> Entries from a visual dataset

-.-.-

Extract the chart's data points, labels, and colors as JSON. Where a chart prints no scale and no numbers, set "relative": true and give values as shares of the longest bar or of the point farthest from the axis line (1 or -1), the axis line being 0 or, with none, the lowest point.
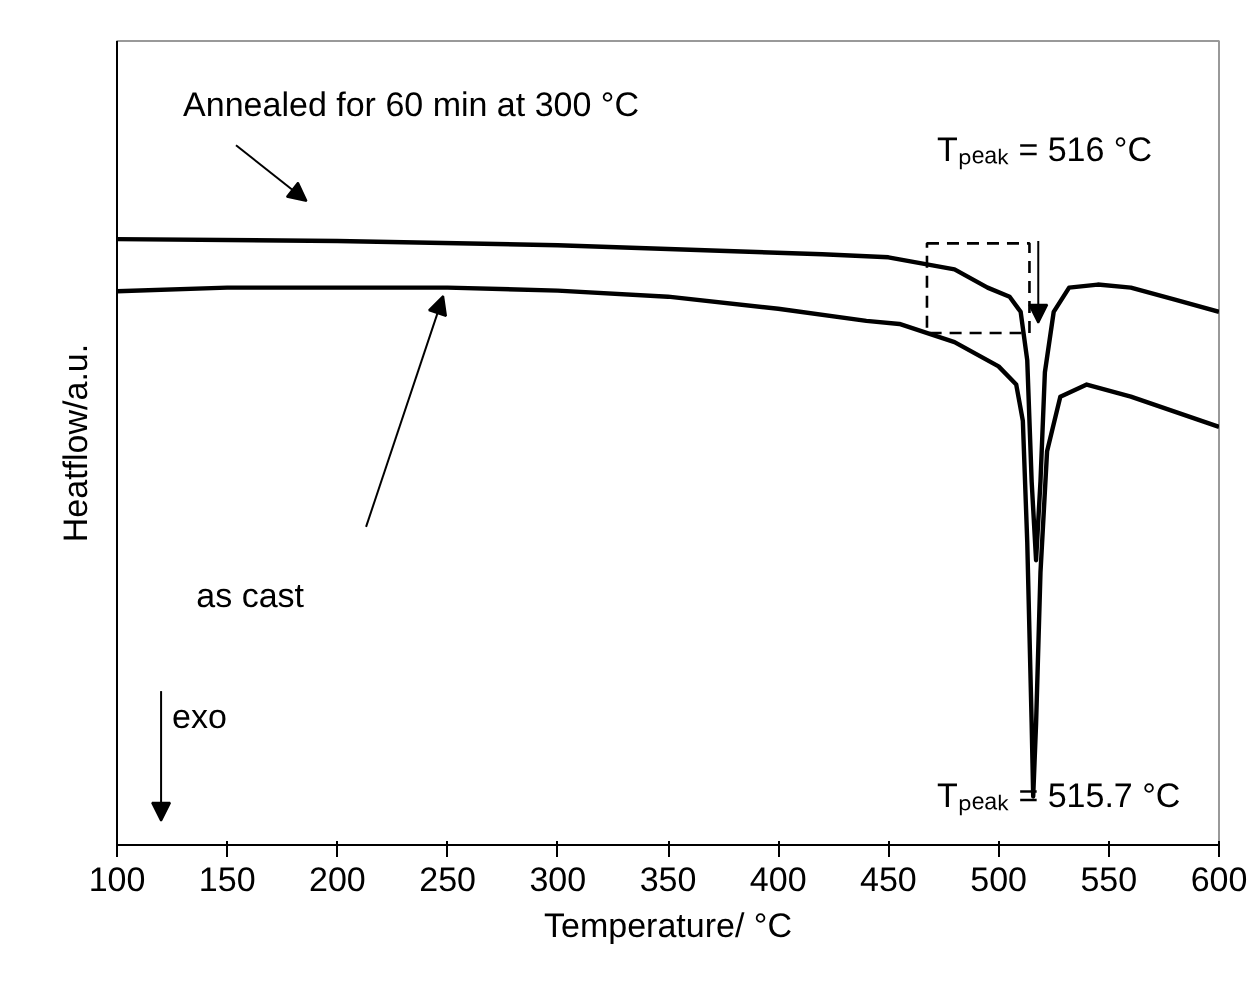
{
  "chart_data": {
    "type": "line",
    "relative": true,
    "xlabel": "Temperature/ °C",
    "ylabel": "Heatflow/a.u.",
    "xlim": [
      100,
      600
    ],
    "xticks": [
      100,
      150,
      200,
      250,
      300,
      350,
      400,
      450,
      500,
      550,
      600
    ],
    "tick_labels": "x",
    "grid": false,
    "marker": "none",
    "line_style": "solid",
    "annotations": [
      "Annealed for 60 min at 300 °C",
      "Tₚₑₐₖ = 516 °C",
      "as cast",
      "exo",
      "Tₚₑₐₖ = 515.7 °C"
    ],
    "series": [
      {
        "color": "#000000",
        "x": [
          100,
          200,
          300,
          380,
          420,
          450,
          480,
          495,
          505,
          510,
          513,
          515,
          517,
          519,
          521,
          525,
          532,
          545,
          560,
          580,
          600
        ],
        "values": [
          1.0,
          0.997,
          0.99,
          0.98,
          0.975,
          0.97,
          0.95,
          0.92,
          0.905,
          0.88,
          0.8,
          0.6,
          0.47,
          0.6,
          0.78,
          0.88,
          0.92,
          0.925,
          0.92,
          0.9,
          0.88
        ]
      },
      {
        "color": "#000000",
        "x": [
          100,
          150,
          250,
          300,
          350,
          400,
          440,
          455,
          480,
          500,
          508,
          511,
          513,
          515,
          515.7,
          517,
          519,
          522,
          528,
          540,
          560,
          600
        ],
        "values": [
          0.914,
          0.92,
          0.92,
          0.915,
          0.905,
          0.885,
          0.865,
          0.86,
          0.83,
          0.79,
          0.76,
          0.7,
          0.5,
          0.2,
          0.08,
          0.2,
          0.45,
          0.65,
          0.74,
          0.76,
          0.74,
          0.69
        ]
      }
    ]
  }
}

-.-.-

> WHAT IS EXPECTED
Reproduce the data above in full, exactly as it is, with the pictures left out.

> WRITTEN RESPONSE
Extract the chart's data points, labels, and colors as JSON. Where a chart prints no scale and no numbers, set "relative": true and give values as shares of the longest bar or of the point farthest from the axis line (1 or -1), the axis line being 0 or, with none, the lowest point.
{
  "chart_data": {
    "type": "line",
    "relative": true,
    "xlabel": "Temperature/ °C",
    "ylabel": "Heatflow/a.u.",
    "xlim": [
      100,
      600
    ],
    "xticks": [
      100,
      150,
      200,
      250,
      300,
      350,
      400,
      450,
      500,
      550,
      600
    ],
    "tick_labels": "x",
    "grid": false,
    "marker": "none",
    "line_style": "solid",
    "annotations": [
      "Annealed for 60 min at 300 °C",
      "Tₚₑₐₖ = 516 °C",
      "as cast",
      "exo",
      "Tₚₑₐₖ = 515.7 °C"
    ],
    "series": [
      {
        "color": "#000000",
        "x": [
          100,
          200,
          300,
          380,
          420,
          450,
          480,
          495,
          505,
          510,
          513,
          515,
          517,
          519,
          521,
          525,
          532,
          545,
          560,
          580,
          600
        ],
        "values": [
          1.0,
          0.997,
          0.99,
          0.98,
          0.975,
          0.97,
          0.95,
          0.92,
          0.905,
          0.88,
          0.8,
          0.6,
          0.47,
          0.6,
          0.78,
          0.88,
          0.92,
          0.925,
          0.92,
          0.9,
          0.88
        ]
      },
      {
        "color": "#000000",
        "x": [
          100,
          150,
          250,
          300,
          350,
          400,
          440,
          455,
          480,
          500,
          508,
          511,
          513,
          515,
          515.7,
          517,
          519,
          522,
          528,
          540,
          560,
          600
        ],
        "values": [
          0.914,
          0.92,
          0.92,
          0.915,
          0.905,
          0.885,
          0.865,
          0.86,
          0.83,
          0.79,
          0.76,
          0.7,
          0.5,
          0.2,
          0.08,
          0.2,
          0.45,
          0.65,
          0.74,
          0.76,
          0.74,
          0.69
        ]
      }
    ]
  }
}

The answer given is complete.